• To do:
1. Reproduce, word for word, the pension note from "Posted by IA" to "of this document.".
2. According to the pension note, which three parties accept no liability for errors in the document?
3. Continue the note on working out pension detriment, starting after its last sentence.

• Passage:
──────────

Posted by IA at 06:54 PM | Comments (0)

October 02, 2009

How to work out your pension "detriment"

A lot of members have been asking how to work out how much worse off they'd be if the company pension proposal went ahead. This short note aims to help you work this out in two different ways, so you can get a feel for how the proposal might affect you if it went ahead unchanged.

UNITE - The Union

The information contained in this document is provided to you for the purpose of the pensions consultation process being undertaken by Fujitsu Services and for no other purpose whatsoever. It does not and is not intended to constitute advice of any nature, whether legal, financial or otherwise. The information is provided in good faith but neither Fujitsu, the IPMC nor UNITE accept any liability for any errors or for the accuracy of the content of this document.

There are many ways to measure the detriment.

──────────

• Listed records:
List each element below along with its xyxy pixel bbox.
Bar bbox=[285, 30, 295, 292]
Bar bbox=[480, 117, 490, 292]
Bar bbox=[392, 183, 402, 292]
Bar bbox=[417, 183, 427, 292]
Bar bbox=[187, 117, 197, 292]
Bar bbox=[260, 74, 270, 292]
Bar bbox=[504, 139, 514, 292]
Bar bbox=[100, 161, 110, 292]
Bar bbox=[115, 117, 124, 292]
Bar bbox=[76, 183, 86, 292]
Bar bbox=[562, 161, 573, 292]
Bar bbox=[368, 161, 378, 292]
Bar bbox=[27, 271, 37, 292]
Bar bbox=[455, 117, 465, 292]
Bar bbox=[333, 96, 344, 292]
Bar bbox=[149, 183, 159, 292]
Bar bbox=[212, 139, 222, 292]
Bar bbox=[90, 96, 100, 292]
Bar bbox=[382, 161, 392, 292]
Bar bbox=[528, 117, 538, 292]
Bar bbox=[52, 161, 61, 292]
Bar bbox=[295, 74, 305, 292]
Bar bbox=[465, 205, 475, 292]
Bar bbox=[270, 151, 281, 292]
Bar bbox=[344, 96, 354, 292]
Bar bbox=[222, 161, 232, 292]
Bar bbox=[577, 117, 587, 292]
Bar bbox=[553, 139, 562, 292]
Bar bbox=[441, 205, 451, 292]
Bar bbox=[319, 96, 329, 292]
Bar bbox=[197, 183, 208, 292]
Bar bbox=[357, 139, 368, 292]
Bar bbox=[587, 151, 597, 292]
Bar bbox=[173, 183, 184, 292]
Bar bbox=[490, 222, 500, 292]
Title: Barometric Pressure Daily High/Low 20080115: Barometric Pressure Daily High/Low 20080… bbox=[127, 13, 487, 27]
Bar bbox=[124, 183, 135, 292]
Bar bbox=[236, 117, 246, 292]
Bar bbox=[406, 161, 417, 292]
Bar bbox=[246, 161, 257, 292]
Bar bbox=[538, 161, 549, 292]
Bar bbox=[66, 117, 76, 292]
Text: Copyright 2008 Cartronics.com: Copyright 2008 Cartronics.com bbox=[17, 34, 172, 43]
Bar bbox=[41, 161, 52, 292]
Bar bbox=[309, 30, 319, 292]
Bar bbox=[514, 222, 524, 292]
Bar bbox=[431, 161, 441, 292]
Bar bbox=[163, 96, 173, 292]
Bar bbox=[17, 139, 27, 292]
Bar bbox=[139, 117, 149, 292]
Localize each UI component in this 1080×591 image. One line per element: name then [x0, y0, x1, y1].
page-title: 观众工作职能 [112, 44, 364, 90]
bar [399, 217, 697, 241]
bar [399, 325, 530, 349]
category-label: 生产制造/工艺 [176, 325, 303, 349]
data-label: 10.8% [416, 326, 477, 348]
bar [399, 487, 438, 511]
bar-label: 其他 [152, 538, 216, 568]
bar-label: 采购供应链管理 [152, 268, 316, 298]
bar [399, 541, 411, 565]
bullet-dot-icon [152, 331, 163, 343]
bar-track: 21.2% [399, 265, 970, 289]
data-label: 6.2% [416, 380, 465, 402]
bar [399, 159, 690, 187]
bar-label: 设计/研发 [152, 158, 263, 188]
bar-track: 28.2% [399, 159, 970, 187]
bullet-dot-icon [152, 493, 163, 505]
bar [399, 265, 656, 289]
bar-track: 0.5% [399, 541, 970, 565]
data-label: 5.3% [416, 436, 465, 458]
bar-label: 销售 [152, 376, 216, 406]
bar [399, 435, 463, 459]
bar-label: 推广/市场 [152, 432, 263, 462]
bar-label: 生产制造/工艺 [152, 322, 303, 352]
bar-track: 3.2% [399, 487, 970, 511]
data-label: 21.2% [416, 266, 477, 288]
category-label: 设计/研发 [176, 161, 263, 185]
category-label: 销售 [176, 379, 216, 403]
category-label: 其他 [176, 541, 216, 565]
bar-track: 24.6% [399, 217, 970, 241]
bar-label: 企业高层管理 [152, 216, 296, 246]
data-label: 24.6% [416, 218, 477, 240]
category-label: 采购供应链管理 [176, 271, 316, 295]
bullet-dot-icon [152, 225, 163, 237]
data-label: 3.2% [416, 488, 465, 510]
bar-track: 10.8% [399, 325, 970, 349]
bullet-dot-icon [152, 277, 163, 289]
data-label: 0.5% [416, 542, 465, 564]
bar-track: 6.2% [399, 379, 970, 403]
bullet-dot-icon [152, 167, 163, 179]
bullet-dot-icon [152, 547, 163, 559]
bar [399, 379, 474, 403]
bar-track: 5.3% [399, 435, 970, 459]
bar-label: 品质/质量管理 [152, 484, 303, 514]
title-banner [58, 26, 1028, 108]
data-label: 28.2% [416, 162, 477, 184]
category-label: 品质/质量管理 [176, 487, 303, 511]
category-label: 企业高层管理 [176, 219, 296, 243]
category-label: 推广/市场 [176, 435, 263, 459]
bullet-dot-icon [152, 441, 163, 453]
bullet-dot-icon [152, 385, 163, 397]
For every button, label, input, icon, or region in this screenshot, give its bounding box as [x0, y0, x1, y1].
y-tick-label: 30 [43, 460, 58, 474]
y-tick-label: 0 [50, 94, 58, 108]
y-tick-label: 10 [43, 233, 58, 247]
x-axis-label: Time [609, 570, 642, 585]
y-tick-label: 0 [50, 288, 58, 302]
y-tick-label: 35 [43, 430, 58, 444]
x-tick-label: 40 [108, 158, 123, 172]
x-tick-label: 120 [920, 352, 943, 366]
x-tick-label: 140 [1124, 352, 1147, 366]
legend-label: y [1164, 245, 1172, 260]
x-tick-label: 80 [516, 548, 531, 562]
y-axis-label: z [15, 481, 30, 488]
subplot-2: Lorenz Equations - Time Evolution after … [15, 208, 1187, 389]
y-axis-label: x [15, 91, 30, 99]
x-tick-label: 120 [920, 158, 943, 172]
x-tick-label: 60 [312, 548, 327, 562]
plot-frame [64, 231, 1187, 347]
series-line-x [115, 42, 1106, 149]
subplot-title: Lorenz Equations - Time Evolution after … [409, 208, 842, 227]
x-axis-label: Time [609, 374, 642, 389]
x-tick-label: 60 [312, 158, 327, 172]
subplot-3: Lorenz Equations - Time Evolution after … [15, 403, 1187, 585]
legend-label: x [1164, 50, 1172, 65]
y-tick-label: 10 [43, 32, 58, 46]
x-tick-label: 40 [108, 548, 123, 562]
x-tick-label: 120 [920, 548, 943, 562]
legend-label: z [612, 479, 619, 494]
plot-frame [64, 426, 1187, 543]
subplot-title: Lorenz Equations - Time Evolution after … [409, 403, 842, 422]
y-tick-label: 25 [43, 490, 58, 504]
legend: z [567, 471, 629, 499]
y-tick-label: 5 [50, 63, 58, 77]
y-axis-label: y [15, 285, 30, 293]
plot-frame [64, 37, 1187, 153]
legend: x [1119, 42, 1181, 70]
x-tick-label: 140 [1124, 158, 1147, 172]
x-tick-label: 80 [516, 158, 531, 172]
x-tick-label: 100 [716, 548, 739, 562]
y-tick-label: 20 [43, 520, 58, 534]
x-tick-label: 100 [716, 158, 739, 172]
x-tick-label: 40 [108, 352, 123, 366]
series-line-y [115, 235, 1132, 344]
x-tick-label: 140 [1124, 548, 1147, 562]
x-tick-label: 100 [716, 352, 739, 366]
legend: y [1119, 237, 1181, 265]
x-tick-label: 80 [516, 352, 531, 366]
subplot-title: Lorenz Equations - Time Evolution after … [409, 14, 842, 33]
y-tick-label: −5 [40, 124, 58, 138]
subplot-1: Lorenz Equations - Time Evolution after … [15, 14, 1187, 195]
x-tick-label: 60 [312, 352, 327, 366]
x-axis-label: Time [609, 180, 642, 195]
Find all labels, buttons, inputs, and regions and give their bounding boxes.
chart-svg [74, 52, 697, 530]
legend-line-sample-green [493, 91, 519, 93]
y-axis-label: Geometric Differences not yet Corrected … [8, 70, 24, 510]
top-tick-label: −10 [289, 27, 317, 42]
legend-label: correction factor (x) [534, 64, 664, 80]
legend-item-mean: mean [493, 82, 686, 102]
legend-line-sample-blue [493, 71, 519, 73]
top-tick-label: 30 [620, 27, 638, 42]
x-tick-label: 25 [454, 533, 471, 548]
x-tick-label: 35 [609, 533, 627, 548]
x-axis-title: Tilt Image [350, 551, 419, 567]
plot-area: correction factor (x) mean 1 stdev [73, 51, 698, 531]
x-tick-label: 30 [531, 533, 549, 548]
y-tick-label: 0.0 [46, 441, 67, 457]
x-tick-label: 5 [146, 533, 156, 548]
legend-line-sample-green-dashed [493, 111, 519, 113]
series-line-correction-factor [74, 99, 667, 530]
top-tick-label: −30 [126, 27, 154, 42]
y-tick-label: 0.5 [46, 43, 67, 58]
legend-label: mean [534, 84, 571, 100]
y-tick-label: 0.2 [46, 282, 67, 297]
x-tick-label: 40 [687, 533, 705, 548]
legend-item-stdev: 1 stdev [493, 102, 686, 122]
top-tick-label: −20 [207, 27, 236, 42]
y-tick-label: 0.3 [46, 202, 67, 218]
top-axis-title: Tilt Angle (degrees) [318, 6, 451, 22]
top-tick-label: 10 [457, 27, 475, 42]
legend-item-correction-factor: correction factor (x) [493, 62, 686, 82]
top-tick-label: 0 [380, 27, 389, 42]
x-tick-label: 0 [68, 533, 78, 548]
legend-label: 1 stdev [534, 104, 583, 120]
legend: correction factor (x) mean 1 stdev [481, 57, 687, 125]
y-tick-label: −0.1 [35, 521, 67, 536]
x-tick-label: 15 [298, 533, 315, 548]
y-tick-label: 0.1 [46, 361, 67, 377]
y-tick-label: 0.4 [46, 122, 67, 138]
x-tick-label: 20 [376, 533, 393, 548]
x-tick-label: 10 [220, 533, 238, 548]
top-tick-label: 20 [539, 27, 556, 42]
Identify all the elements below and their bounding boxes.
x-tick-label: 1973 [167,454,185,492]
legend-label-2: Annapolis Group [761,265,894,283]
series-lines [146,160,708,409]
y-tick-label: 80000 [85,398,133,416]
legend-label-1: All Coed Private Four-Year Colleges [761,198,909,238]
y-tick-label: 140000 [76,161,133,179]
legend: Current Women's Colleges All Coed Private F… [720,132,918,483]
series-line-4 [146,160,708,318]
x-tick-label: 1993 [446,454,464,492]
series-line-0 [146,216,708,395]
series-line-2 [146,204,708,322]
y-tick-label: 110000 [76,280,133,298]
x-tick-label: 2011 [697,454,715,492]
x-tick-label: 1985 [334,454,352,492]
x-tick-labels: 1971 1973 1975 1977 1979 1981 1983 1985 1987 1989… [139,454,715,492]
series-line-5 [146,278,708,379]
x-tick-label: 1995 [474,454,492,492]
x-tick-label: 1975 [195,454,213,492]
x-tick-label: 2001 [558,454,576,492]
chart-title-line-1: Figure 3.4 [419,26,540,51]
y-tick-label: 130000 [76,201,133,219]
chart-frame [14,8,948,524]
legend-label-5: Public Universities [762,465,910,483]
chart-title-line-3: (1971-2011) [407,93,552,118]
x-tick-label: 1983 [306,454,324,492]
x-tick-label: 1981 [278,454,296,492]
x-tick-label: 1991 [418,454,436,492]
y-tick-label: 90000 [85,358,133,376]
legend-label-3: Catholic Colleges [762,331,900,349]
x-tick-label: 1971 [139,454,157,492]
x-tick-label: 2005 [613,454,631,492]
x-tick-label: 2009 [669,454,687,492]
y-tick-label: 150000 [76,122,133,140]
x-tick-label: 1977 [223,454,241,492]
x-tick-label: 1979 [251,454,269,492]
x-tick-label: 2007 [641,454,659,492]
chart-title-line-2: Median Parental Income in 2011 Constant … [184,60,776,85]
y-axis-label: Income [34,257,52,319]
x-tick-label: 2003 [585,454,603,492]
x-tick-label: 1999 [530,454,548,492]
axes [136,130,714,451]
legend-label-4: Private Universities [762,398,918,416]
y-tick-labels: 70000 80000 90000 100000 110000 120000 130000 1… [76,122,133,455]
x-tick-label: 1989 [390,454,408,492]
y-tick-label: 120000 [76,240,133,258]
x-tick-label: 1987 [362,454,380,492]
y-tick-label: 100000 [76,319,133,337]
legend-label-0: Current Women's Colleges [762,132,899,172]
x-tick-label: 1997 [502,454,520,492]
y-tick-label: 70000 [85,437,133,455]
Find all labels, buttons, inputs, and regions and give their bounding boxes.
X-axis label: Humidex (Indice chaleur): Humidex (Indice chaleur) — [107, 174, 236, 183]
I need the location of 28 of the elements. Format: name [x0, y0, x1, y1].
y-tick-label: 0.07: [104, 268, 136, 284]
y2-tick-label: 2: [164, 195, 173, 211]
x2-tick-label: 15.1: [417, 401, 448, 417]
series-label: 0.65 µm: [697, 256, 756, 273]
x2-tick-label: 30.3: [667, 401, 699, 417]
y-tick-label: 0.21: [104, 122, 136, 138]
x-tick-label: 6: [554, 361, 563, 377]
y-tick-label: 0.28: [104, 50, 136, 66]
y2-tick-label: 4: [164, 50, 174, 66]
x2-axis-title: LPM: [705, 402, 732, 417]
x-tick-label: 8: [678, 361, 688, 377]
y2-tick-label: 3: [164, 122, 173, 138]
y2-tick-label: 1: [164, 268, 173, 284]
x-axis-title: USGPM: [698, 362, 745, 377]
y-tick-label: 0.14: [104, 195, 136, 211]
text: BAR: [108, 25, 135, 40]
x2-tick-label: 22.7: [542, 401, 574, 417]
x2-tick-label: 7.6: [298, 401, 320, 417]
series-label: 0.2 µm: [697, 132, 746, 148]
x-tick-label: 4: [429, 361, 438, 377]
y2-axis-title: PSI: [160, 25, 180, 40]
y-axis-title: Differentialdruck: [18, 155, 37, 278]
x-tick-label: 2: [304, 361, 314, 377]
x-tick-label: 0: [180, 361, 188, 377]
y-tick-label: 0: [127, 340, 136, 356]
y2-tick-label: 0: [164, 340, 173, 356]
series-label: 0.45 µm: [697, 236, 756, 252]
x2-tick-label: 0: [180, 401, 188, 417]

──────────

• Responses by item number:
1.
Posted by IA at 06:54 PM | Comments (0)

October 02, 2009

How to work out your pension "detriment"

A lot of members have been asking how to work out how much worse off they'd be if the company pension proposal went ahead. This short note aims to help you work this out in two different ways, so you can get a feel for how the proposal might affect you if it went ahead unchanged.

UNITE - The Union

The information contained in this document is provided to you for the purpose of the pensions consultation process being undertaken by Fujitsu Services and for no other purpose whatsoever. It does not and is not intended to constitute advice of any nature, whether legal, financial or otherwise. The information is provided in good faith but neither Fujitsu, the IPMC nor UNITE accept any liability for any errors or for the accuracy of the content of this document.

2. Fujitsu, the IPMC and UNITE.

3.
The approach used here is to estimate how much extra money you would need on an ongoing basis in order to aim at getting a pension at 65 at the level you would have expected under the ICL DB Pension Plan. Or in other words, how big a pay rise you'd need to be no worse off if the company proposal went ahead.

The methods of calculation here do not take account of the contributions or benefits from the State Second Pension (S2P).

The Pensions Forum Statement of 7th August 2009 explained the Forum Illustrator in more detail, while the Pensions Forum Statement on 4th August 2009 explained some of the concerns with the company's Personal Pension Illustration.

Method 1: Forum Illustrator
The employee reps on the Pensions Forum have produced an illustrator spreadsheet:
On the "Estimate" tab, enter your age and the your length of pensionable service in the two data-entry boxes. The blue text below shows you the estimated %age detriment. For example, the average member (age 48, 18 years of pensionable service) produces a detriment of 27%.

NOTE: "Pensionable Service" in this context means how many 1/60ths you have accrued. If you have had a different accrual rate at any time during your time in the company, this may not be the same as your length of service.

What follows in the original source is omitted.